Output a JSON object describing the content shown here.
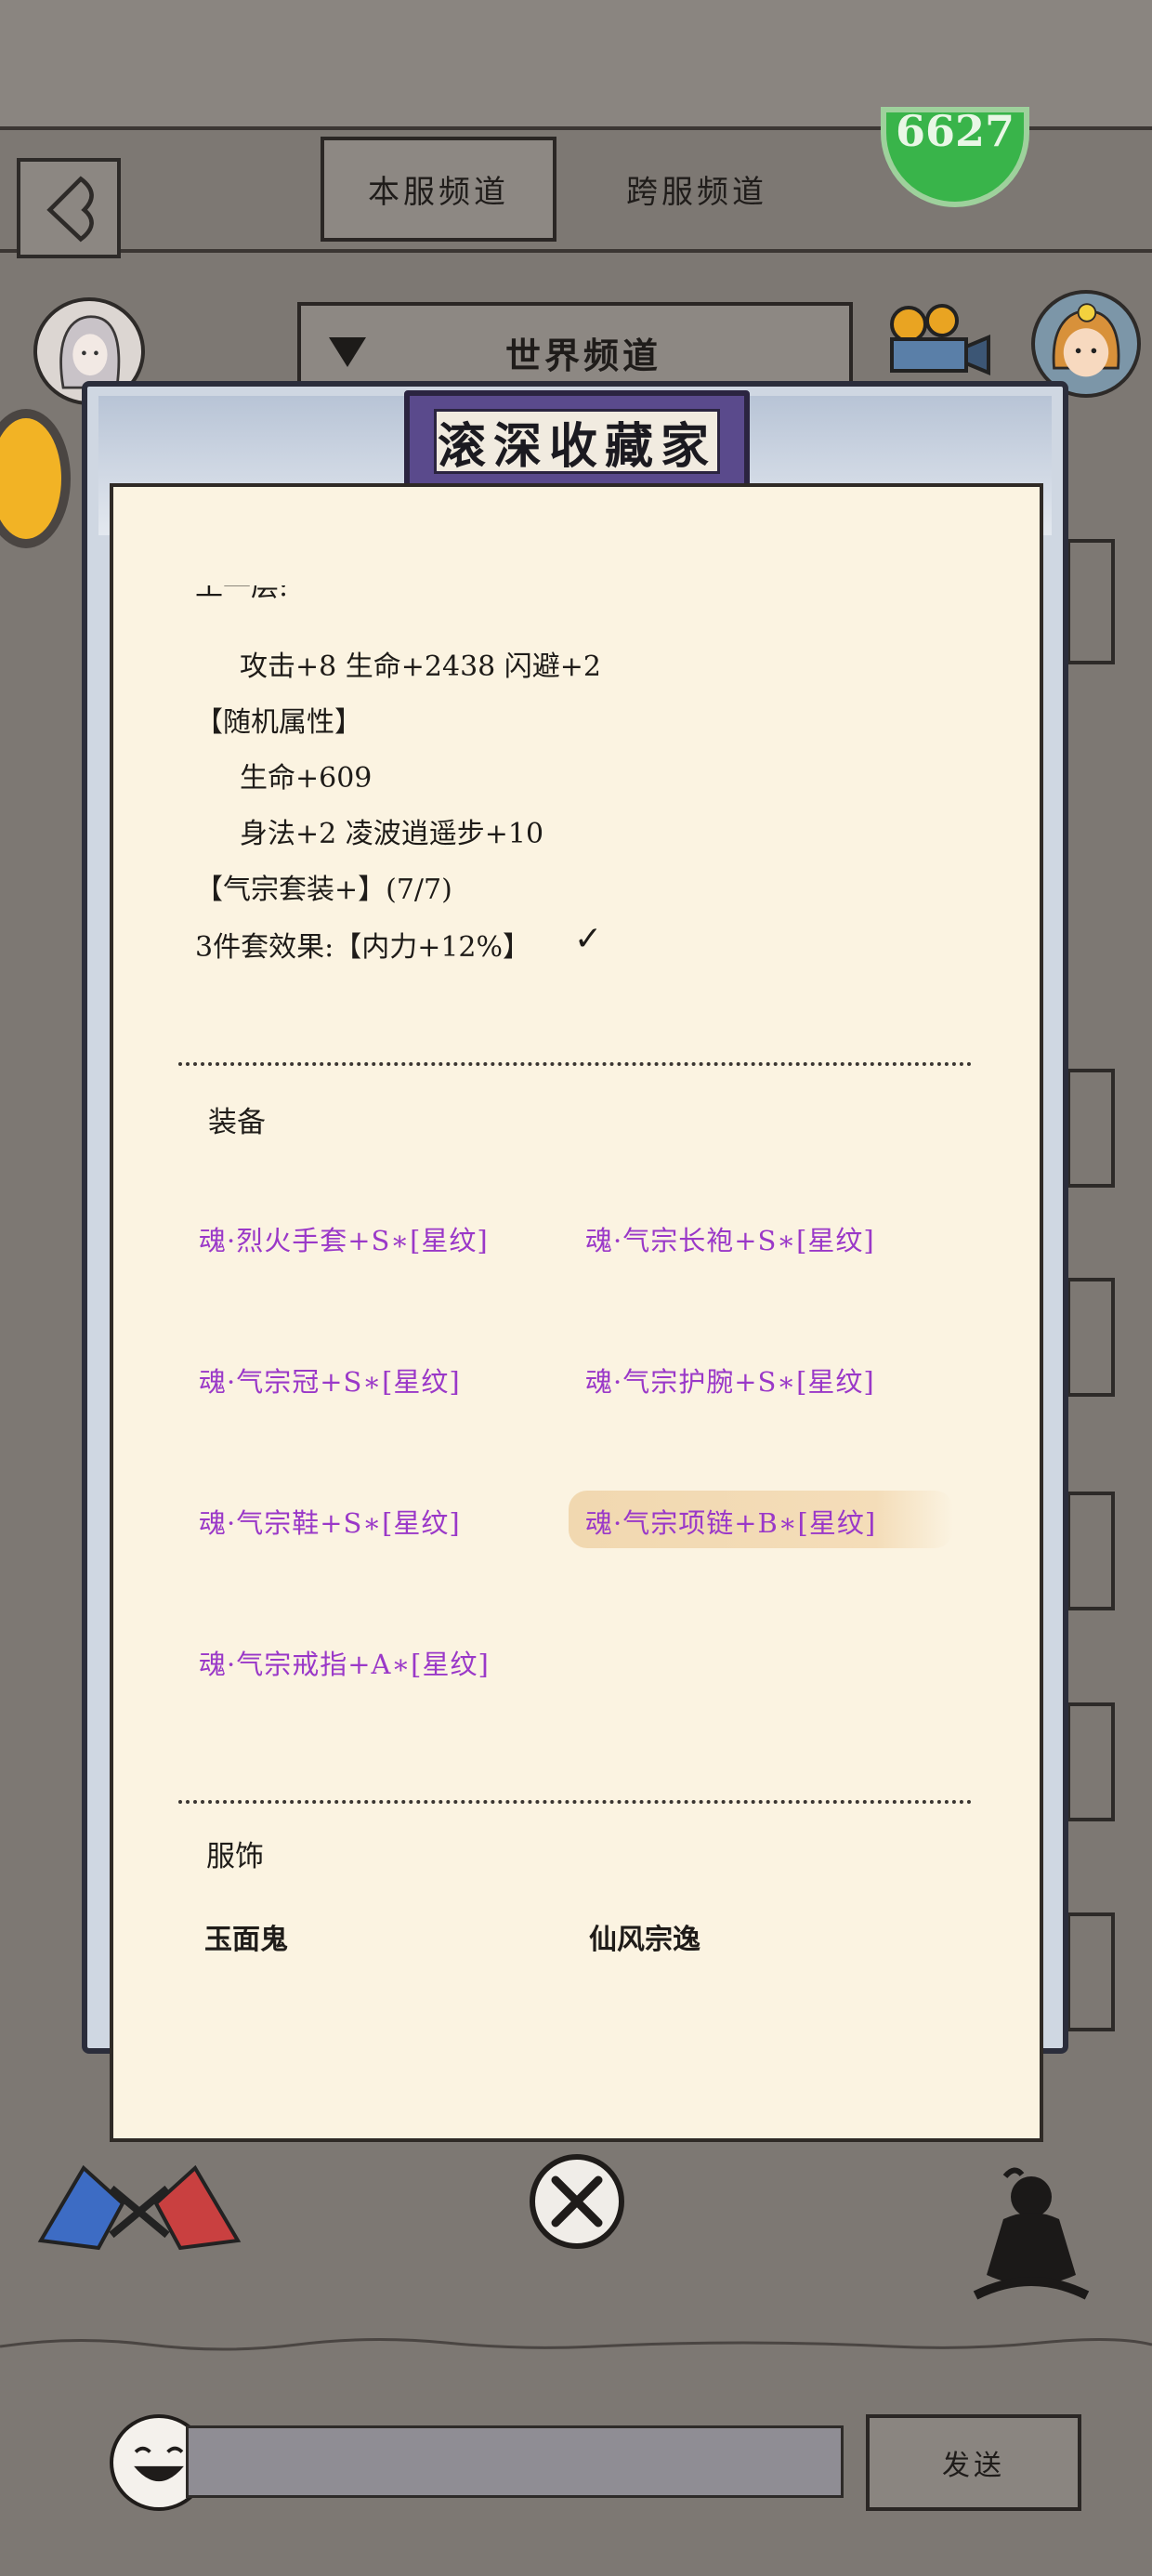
{
  "header": {
    "tabs": [
      {
        "label": "本服频道"
      },
      {
        "label": "跨服频道"
      }
    ],
    "badge_text": "6627",
    "channel_select": "世界频道"
  },
  "modal": {
    "title": "滚深收藏家",
    "attributes": {
      "partial_line": "工一层:",
      "layer_stats": "攻击+8 生命+2438 闪避+2",
      "random_header": "【随机属性】",
      "random_1": "生命+609",
      "random_2": "身法+2 凌波逍遥步+10",
      "set_name": "【气宗套装+】(7/7)",
      "set_effect": "3件套效果:【内力+12%】",
      "set_check": "✓"
    },
    "equipment": {
      "label": "装备",
      "items": [
        "魂·烈火手套+S∗[星纹]",
        "魂·气宗长袍+S∗[星纹]",
        "魂·气宗冠+S∗[星纹]",
        "魂·气宗护腕+S∗[星纹]",
        "魂·气宗鞋+S∗[星纹]",
        "魂·气宗项链+B∗[星纹]",
        "魂·气宗戒指+A∗[星纹]"
      ]
    },
    "costume": {
      "label": "服饰",
      "items": [
        "玉面鬼",
        "仙风宗逸"
      ]
    }
  },
  "footer": {
    "send_label": "发送"
  },
  "colors": {
    "background": "#7d7873",
    "paper": "#fbf3e1",
    "equipment_text": "#9a38c8",
    "title_plaque": "#5a4a8c"
  }
}
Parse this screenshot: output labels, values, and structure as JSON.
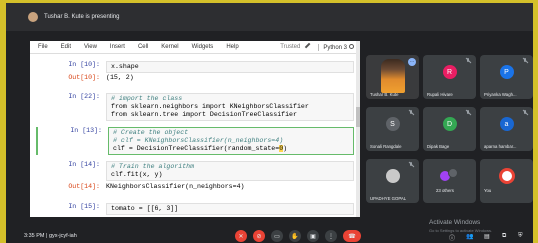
{
  "presenter": {
    "text": "Tushar B. Kute is presenting"
  },
  "jupyter": {
    "menu": [
      "File",
      "Edit",
      "View",
      "Insert",
      "Cell",
      "Kernel",
      "Widgets",
      "Help"
    ],
    "trusted": "Trusted",
    "kernel": "Python 3"
  },
  "cells": [
    {
      "prompt": "In [10]:",
      "code": "x.shape"
    },
    {
      "prompt": "Out[10]:",
      "output": "(15, 2)"
    },
    {
      "prompt": "In [22]:",
      "comment": "# import the class",
      "line2": "from sklearn.neighbors import KNeighborsClassifier",
      "line3": "from sklearn.tree import DecisionTreeClassifier"
    },
    {
      "prompt": "In [13]:",
      "comment": "# Create the object",
      "comment2": "# clf = KNeighborsClassifier(n_neighbors=4)",
      "line3a": "clf = DecisionTreeClassifier(random_state=",
      "cursor": "0",
      "line3b": ")"
    },
    {
      "prompt": "In [14]:",
      "comment": "# Train the algorithm",
      "line2": "clf.fit(x, y)"
    },
    {
      "prompt": "Out[14]:",
      "output": "KNeighborsClassifier(n_neighbors=4)"
    },
    {
      "prompt": "In [15]:",
      "code": "tomato = [[6, 3]]"
    }
  ],
  "participants": [
    {
      "name": "Tushar B. Kute"
    },
    {
      "name": "Rupali Hivare",
      "initial": "R",
      "color": "#e91e63"
    },
    {
      "name": "Priyanka Wagh...",
      "initial": "P",
      "color": "#1a73e8"
    },
    {
      "name": "Sonali Rangdale",
      "initial": "S",
      "color": "#5f6368"
    },
    {
      "name": "Dipak Bage",
      "initial": "D",
      "color": "#34a853"
    },
    {
      "name": "aparna hambar...",
      "initial": "a",
      "color": "#1967d2"
    },
    {
      "name": "UPADHYE GOPAL"
    },
    {
      "name": "23 others"
    },
    {
      "name": "You"
    }
  ],
  "bottom": {
    "time": "3:35 PM",
    "separator": "|",
    "meeting_code": "gyx-jcyf-iah"
  },
  "windows": {
    "activate": "Activate Windows",
    "sub": "Go to Settings to activate Windows."
  }
}
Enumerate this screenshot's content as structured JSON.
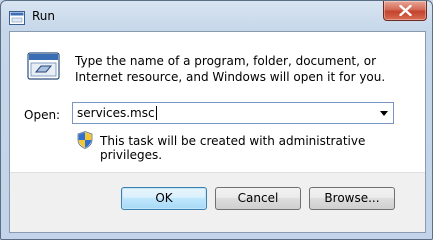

■ ■ ■

• What is being asked
Reproduce the material word for word, minus the images.

• Full solution
Output a JSON object describing the content shown here.
{
  "header": {
    "tabs": [
      {
        "label": "本服频道"
      },
      {
        "label": "跨服频道"
      }
    ],
    "badge_text": "6627",
    "channel_select": "世界频道"
  },
  "modal": {
    "title": "滚深收藏家",
    "attributes": {
      "partial_line": "工一层:",
      "layer_stats": "攻击+8 生命+2438 闪避+2",
      "random_header": "【随机属性】",
      "random_1": "生命+609",
      "random_2": "身法+2 凌波逍遥步+10",
      "set_name": "【气宗套装+】(7/7)",
      "set_effect": "3件套效果:【内力+12%】",
      "set_check": "✓"
    },
    "equipment": {
      "label": "装备",
      "items": [
        "魂·烈火手套+S∗[星纹]",
        "魂·气宗长袍+S∗[星纹]",
        "魂·气宗冠+S∗[星纹]",
        "魂·气宗护腕+S∗[星纹]",
        "魂·气宗鞋+S∗[星纹]",
        "魂·气宗项链+B∗[星纹]",
        "魂·气宗戒指+A∗[星纹]"
      ]
    },
    "costume": {
      "label": "服饰",
      "items": [
        "玉面鬼",
        "仙风宗逸"
      ]
    }
  },
  "footer": {
    "send_label": "发送"
  },
  "colors": {
    "background": "#7d7873",
    "paper": "#fbf3e1",
    "equipment_text": "#9a38c8",
    "title_plaque": "#5a4a8c"
  }
}
Parse this screenshot: output labels, values, and structure as JSON.
{
  "presenter": {
    "text": "Tushar B. Kute is presenting"
  },
  "jupyter": {
    "menu": [
      "File",
      "Edit",
      "View",
      "Insert",
      "Cell",
      "Kernel",
      "Widgets",
      "Help"
    ],
    "trusted": "Trusted",
    "kernel": "Python 3"
  },
  "cells": [
    {
      "prompt": "In [10]:",
      "code": "x.shape"
    },
    {
      "prompt": "Out[10]:",
      "output": "(15, 2)"
    },
    {
      "prompt": "In [22]:",
      "comment": "# import the class",
      "line2": "from sklearn.neighbors import KNeighborsClassifier",
      "line3": "from sklearn.tree import DecisionTreeClassifier"
    },
    {
      "prompt": "In [13]:",
      "comment": "# Create the object",
      "comment2": "# clf = KNeighborsClassifier(n_neighbors=4)",
      "line3a": "clf = DecisionTreeClassifier(random_state=",
      "cursor": "0",
      "line3b": ")"
    },
    {
      "prompt": "In [14]:",
      "comment": "# Train the algorithm",
      "line2": "clf.fit(x, y)"
    },
    {
      "prompt": "Out[14]:",
      "output": "KNeighborsClassifier(n_neighbors=4)"
    },
    {
      "prompt": "In [15]:",
      "code": "tomato = [[6, 3]]"
    }
  ],
  "participants": [
    {
      "name": "Tushar B. Kute"
    },
    {
      "name": "Rupali Hivare",
      "initial": "R",
      "color": "#e91e63"
    },
    {
      "name": "Priyanka Wagh...",
      "initial": "P",
      "color": "#1a73e8"
    },
    {
      "name": "Sonali Rangdale",
      "initial": "S",
      "color": "#5f6368"
    },
    {
      "name": "Dipak Bage",
      "initial": "D",
      "color": "#34a853"
    },
    {
      "name": "aparna hambar...",
      "initial": "a",
      "color": "#1967d2"
    },
    {
      "name": "UPADHYE GOPAL"
    },
    {
      "name": "23 others"
    },
    {
      "name": "You"
    }
  ],
  "bottom": {
    "time": "3:35 PM",
    "separator": "|",
    "meeting_code": "gyx-jcyf-iah"
  },
  "windows": {
    "activate": "Activate Windows",
    "sub": "Go to Settings to activate Windows."
  }
}
Enumerate this screenshot's content as structured JSON.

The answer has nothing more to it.